start Excerpted records

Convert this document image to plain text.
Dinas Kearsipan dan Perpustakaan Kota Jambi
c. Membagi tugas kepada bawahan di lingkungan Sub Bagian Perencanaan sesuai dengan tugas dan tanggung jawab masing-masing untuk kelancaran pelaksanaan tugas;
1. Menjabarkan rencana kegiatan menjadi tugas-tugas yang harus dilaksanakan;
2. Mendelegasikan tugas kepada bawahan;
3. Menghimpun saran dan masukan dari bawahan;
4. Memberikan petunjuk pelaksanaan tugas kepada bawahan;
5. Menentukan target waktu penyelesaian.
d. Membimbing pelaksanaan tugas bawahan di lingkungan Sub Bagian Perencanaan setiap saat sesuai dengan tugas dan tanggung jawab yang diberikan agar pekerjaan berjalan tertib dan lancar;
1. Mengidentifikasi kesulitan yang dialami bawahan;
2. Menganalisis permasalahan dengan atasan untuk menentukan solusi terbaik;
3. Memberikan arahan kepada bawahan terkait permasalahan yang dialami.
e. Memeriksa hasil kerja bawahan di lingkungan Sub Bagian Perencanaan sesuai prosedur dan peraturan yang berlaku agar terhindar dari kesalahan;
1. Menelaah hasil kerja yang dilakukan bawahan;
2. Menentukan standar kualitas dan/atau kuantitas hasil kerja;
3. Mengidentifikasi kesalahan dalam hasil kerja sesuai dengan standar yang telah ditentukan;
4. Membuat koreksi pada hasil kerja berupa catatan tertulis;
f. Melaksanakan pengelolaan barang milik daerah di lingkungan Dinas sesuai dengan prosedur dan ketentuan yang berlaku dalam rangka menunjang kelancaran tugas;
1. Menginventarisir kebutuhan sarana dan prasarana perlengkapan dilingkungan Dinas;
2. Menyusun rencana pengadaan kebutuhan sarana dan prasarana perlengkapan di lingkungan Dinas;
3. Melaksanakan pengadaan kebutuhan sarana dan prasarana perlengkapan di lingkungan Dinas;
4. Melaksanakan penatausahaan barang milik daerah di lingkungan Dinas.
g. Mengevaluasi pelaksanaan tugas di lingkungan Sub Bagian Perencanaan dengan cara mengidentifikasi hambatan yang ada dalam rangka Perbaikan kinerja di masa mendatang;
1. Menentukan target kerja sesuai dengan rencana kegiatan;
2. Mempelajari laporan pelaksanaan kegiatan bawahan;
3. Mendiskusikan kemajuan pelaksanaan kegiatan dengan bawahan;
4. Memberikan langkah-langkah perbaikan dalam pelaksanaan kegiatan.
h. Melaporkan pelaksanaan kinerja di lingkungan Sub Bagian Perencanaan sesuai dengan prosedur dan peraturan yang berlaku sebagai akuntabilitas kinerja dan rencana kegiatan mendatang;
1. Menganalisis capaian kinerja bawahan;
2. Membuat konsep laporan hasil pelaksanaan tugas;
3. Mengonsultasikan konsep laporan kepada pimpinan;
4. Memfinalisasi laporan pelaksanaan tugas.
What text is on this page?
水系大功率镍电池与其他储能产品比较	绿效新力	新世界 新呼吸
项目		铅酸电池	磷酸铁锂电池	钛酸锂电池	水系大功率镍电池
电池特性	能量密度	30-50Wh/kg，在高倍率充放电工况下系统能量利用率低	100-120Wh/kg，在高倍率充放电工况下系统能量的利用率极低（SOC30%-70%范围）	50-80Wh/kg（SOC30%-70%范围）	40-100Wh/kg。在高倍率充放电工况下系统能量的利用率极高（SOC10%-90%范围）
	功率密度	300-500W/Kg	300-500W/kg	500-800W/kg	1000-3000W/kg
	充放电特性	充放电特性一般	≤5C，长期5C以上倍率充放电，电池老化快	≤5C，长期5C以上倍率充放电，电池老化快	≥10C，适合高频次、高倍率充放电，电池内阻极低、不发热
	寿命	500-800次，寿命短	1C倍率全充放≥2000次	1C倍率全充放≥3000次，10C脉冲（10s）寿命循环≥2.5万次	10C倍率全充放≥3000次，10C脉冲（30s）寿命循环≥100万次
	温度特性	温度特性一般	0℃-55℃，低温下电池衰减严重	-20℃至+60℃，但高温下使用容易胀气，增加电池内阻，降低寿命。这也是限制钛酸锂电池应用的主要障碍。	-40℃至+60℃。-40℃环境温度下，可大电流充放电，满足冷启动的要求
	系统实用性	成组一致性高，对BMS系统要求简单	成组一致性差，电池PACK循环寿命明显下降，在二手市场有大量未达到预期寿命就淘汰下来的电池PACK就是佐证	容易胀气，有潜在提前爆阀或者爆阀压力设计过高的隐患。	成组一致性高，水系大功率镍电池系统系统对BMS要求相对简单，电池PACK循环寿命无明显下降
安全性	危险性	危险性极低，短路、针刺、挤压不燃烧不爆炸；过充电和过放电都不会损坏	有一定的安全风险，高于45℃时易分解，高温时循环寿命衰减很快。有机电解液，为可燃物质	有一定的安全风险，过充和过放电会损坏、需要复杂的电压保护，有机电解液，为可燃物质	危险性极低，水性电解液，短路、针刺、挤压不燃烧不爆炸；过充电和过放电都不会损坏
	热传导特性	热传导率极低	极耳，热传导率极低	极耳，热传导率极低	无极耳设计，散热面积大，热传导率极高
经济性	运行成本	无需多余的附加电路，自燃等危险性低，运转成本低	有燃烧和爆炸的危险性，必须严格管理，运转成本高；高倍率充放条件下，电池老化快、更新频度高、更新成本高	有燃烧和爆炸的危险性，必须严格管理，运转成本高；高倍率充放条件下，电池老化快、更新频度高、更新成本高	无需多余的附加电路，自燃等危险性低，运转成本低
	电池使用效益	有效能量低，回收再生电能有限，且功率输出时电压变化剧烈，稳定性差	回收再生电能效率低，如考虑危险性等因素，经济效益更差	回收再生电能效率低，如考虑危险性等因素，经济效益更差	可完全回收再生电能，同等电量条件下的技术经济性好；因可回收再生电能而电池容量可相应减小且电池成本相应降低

end Excerpted records

Every record should be repeated exactly; please leave none out.

Convert this document image to plain text.
Dinas Kearsipan dan Perpustakaan Kota Jambi
c. Membagi tugas kepada bawahan di lingkungan Sub Bagian Perencanaan sesuai dengan tugas dan tanggung jawab masing-masing untuk kelancaran pelaksanaan tugas;
1. Menjabarkan rencana kegiatan menjadi tugas-tugas yang harus dilaksanakan;
2. Mendelegasikan tugas kepada bawahan;
3. Menghimpun saran dan masukan dari bawahan;
4. Memberikan petunjuk pelaksanaan tugas kepada bawahan;
5. Menentukan target waktu penyelesaian.
d. Membimbing pelaksanaan tugas bawahan di lingkungan Sub Bagian Perencanaan setiap saat sesuai dengan tugas dan tanggung jawab yang diberikan agar pekerjaan berjalan tertib dan lancar;
1. Mengidentifikasi kesulitan yang dialami bawahan;
2. Menganalisis permasalahan dengan atasan untuk menentukan solusi terbaik;
3. Memberikan arahan kepada bawahan terkait permasalahan yang dialami.
e. Memeriksa hasil kerja bawahan di lingkungan Sub Bagian Perencanaan sesuai prosedur dan peraturan yang berlaku agar terhindar dari kesalahan;
1. Menelaah hasil kerja yang dilakukan bawahan;
2. Menentukan standar kualitas dan/atau kuantitas hasil kerja;
3. Mengidentifikasi kesalahan dalam hasil kerja sesuai dengan standar yang telah ditentukan;
4. Membuat koreksi pada hasil kerja berupa catatan tertulis;
f. Melaksanakan pengelolaan barang milik daerah di lingkungan Dinas sesuai dengan prosedur dan ketentuan yang berlaku dalam rangka menunjang kelancaran tugas;
1. Menginventarisir kebutuhan sarana dan prasarana perlengkapan dilingkungan Dinas;
2. Menyusun rencana pengadaan kebutuhan sarana dan prasarana perlengkapan di lingkungan Dinas;
3. Melaksanakan pengadaan kebutuhan sarana dan prasarana perlengkapan di lingkungan Dinas;
4. Melaksanakan penatausahaan barang milik daerah di lingkungan Dinas.
g. Mengevaluasi pelaksanaan tugas di lingkungan Sub Bagian Perencanaan dengan cara mengidentifikasi hambatan yang ada dalam rangka Perbaikan kinerja di masa mendatang;
1. Menentukan target kerja sesuai dengan rencana kegiatan;
2. Mempelajari laporan pelaksanaan kegiatan bawahan;
3. Mendiskusikan kemajuan pelaksanaan kegiatan dengan bawahan;
4. Memberikan langkah-langkah perbaikan dalam pelaksanaan kegiatan.
h. Melaporkan pelaksanaan kinerja di lingkungan Sub Bagian Perencanaan sesuai dengan prosedur dan peraturan yang berlaku sebagai akuntabilitas kinerja dan rencana kegiatan mendatang;
1. Menganalisis capaian kinerja bawahan;
2. Membuat konsep laporan hasil pelaksanaan tugas;
3. Mengonsultasikan konsep laporan kepada pimpinan;
4. Memfinalisasi laporan pelaksanaan tugas.
What text is on this page?
水系大功率镍电池与其他储能产品比较	绿效新力	新世界 新呼吸
项目		铅酸电池	磷酸铁锂电池	钛酸锂电池	水系大功率镍电池
电池特性	能量密度	30-50Wh/kg，在高倍率充放电工况下系统能量利用率低	100-120Wh/kg，在高倍率充放电工况下系统能量的利用率极低（SOC30%-70%范围）	50-80Wh/kg（SOC30%-70%范围）	40-100Wh/kg。在高倍率充放电工况下系统能量的利用率极高（SOC10%-90%范围）
	功率密度	300-500W/Kg	300-500W/kg	500-800W/kg	1000-3000W/kg
	充放电特性	充放电特性一般	≤5C，长期5C以上倍率充放电，电池老化快	≤5C，长期5C以上倍率充放电，电池老化快	≥10C，适合高频次、高倍率充放电，电池内阻极低、不发热
	寿命	500-800次，寿命短	1C倍率全充放≥2000次	1C倍率全充放≥3000次，10C脉冲（10s）寿命循环≥2.5万次	10C倍率全充放≥3000次，10C脉冲（30s）寿命循环≥100万次
	温度特性	温度特性一般	0℃-55℃，低温下电池衰减严重	-20℃至+60℃，但高温下使用容易胀气，增加电池内阻，降低寿命。这也是限制钛酸锂电池应用的主要障碍。	-40℃至+60℃。-40℃环境温度下，可大电流充放电，满足冷启动的要求
	系统实用性	成组一致性高，对BMS系统要求简单	成组一致性差，电池PACK循环寿命明显下降，在二手市场有大量未达到预期寿命就淘汰下来的电池PACK就是佐证	容易胀气，有潜在提前爆阀或者爆阀压力设计过高的隐患。	成组一致性高，水系大功率镍电池系统系统对BMS要求相对简单，电池PACK循环寿命无明显下降
安全性	危险性	危险性极低，短路、针刺、挤压不燃烧不爆炸；过充电和过放电都不会损坏	有一定的安全风险，高于45℃时易分解，高温时循环寿命衰减很快。有机电解液，为可燃物质	有一定的安全风险，过充和过放电会损坏、需要复杂的电压保护，有机电解液，为可燃物质	危险性极低，水性电解液，短路、针刺、挤压不燃烧不爆炸；过充电和过放电都不会损坏
	热传导特性	热传导率极低	极耳，热传导率极低	极耳，热传导率极低	无极耳设计，散热面积大，热传导率极高
经济性	运行成本	无需多余的附加电路，自燃等危险性低，运转成本低	有燃烧和爆炸的危险性，必须严格管理，运转成本高；高倍率充放条件下，电池老化快、更新频度高、更新成本高	有燃烧和爆炸的危险性，必须严格管理，运转成本高；高倍率充放条件下，电池老化快、更新频度高、更新成本高	无需多余的附加电路，自燃等危险性低，运转成本低
	电池使用效益	有效能量低，回收再生电能有限，且功率输出时电压变化剧烈，稳定性差	回收再生电能效率低，如考虑危险性等因素，经济效益更差	回收再生电能效率低，如考虑危险性等因素，经济效益更差	可完全回收再生电能，同等电量条件下的技术经济性好；因可回收再生电能而电池容量可相应减小且电池成本相应降低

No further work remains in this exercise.